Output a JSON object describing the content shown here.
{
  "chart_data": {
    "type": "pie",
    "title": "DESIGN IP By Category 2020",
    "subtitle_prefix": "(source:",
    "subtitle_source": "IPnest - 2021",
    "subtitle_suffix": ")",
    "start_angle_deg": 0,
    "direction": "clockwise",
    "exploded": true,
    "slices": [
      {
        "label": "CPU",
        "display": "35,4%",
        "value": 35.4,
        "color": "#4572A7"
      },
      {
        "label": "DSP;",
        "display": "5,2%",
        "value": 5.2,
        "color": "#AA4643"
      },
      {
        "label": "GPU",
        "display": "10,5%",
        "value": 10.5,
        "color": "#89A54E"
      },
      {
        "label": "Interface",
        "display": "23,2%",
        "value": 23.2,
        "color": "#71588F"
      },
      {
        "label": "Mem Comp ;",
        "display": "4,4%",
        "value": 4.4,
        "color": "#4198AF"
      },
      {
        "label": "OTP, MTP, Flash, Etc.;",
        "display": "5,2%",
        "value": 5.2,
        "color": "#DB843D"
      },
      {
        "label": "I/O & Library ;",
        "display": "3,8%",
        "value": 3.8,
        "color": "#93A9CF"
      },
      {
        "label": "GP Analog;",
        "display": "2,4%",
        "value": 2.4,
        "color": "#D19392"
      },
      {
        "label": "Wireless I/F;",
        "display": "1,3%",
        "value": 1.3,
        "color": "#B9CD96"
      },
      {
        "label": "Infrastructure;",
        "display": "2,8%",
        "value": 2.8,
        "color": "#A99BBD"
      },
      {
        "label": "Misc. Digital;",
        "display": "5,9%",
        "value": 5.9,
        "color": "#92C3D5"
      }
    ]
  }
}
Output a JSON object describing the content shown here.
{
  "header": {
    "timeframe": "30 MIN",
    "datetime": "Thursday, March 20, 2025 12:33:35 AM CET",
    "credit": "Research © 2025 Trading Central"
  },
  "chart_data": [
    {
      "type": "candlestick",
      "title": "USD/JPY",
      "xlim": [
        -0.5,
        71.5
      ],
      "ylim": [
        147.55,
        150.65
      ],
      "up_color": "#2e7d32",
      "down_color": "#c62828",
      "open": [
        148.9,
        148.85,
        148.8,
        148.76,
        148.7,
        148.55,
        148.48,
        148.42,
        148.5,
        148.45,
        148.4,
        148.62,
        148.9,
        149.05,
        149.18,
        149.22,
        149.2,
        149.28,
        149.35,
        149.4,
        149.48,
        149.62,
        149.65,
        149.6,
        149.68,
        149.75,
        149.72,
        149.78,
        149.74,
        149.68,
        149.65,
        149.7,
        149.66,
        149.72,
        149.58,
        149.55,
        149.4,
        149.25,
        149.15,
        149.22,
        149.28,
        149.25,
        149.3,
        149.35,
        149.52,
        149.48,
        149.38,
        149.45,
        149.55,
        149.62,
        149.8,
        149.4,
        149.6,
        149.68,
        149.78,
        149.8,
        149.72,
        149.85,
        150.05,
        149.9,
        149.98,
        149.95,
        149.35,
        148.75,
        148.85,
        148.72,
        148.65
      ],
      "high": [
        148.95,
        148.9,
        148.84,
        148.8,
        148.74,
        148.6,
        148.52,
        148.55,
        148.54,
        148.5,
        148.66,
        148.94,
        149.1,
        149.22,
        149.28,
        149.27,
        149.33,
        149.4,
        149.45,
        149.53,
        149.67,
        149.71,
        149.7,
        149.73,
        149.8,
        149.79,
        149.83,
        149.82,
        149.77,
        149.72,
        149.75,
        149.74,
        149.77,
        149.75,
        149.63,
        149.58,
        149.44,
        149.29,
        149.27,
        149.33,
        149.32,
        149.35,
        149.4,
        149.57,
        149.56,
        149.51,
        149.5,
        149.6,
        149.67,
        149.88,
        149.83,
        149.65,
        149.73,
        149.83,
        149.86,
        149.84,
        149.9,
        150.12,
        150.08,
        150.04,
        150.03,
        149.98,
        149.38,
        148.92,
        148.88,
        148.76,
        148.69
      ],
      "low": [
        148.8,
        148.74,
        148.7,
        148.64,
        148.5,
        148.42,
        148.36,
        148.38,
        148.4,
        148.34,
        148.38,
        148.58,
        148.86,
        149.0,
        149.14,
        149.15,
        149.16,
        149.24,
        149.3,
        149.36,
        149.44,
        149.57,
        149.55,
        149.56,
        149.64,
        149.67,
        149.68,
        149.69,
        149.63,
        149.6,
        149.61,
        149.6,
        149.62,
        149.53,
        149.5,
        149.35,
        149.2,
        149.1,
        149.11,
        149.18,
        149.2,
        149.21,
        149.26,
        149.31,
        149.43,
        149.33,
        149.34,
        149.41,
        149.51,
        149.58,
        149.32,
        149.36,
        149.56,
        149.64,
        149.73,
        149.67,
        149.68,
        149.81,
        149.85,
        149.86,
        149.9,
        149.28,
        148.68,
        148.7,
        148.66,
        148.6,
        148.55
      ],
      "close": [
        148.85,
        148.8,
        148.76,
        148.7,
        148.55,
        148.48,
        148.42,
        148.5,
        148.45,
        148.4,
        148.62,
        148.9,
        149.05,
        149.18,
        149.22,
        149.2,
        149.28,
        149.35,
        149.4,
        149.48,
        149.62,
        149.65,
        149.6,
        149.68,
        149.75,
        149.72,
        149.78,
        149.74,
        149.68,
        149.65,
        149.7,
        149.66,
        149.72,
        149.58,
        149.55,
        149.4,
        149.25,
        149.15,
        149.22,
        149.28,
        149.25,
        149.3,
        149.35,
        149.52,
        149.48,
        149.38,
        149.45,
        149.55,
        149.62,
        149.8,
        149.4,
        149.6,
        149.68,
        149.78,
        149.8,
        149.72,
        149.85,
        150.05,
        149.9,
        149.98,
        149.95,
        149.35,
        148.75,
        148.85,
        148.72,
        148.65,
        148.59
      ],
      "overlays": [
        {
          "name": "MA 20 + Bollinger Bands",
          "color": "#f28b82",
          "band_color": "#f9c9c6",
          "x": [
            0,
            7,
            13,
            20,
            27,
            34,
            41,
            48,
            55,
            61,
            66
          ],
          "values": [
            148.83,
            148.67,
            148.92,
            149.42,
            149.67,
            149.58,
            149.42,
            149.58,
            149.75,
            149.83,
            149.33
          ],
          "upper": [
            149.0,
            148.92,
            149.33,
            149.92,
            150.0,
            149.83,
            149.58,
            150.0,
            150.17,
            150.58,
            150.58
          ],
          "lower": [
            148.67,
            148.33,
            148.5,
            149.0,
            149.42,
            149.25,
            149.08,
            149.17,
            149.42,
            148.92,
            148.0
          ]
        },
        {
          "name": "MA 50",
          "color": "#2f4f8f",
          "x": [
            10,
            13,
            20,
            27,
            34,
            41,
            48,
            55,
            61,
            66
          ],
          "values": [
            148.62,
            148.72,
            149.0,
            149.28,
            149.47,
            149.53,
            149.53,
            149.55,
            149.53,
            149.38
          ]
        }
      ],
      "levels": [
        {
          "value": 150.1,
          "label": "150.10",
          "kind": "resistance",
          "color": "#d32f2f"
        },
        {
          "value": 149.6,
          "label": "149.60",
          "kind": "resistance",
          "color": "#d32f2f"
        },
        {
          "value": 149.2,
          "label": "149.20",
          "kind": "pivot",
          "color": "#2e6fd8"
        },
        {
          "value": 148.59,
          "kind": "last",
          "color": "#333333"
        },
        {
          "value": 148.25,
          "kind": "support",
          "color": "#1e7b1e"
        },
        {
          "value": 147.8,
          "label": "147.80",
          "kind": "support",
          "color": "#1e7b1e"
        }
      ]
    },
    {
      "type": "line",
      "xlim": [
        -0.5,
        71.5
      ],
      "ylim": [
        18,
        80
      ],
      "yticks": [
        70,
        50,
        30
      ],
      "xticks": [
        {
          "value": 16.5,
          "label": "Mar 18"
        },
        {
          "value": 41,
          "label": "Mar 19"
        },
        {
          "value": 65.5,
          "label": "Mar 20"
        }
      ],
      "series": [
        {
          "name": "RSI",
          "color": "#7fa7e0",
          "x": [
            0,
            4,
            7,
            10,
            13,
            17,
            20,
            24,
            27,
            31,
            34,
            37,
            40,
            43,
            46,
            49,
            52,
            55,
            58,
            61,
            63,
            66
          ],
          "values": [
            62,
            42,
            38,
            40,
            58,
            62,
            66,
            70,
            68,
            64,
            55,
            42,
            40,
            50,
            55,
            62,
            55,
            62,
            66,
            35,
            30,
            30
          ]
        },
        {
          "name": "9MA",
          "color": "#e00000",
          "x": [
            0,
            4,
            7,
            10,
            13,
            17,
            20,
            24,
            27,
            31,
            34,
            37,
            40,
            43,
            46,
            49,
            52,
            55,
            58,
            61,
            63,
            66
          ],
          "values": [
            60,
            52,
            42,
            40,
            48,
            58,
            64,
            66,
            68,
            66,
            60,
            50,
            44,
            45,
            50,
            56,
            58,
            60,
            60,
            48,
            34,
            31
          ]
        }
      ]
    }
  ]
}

Exercise goal:
Which lines above contain "type"? Show each of them.

Task answer:
    "type": "pie",
      "type": "candlestick",
      "type": "line",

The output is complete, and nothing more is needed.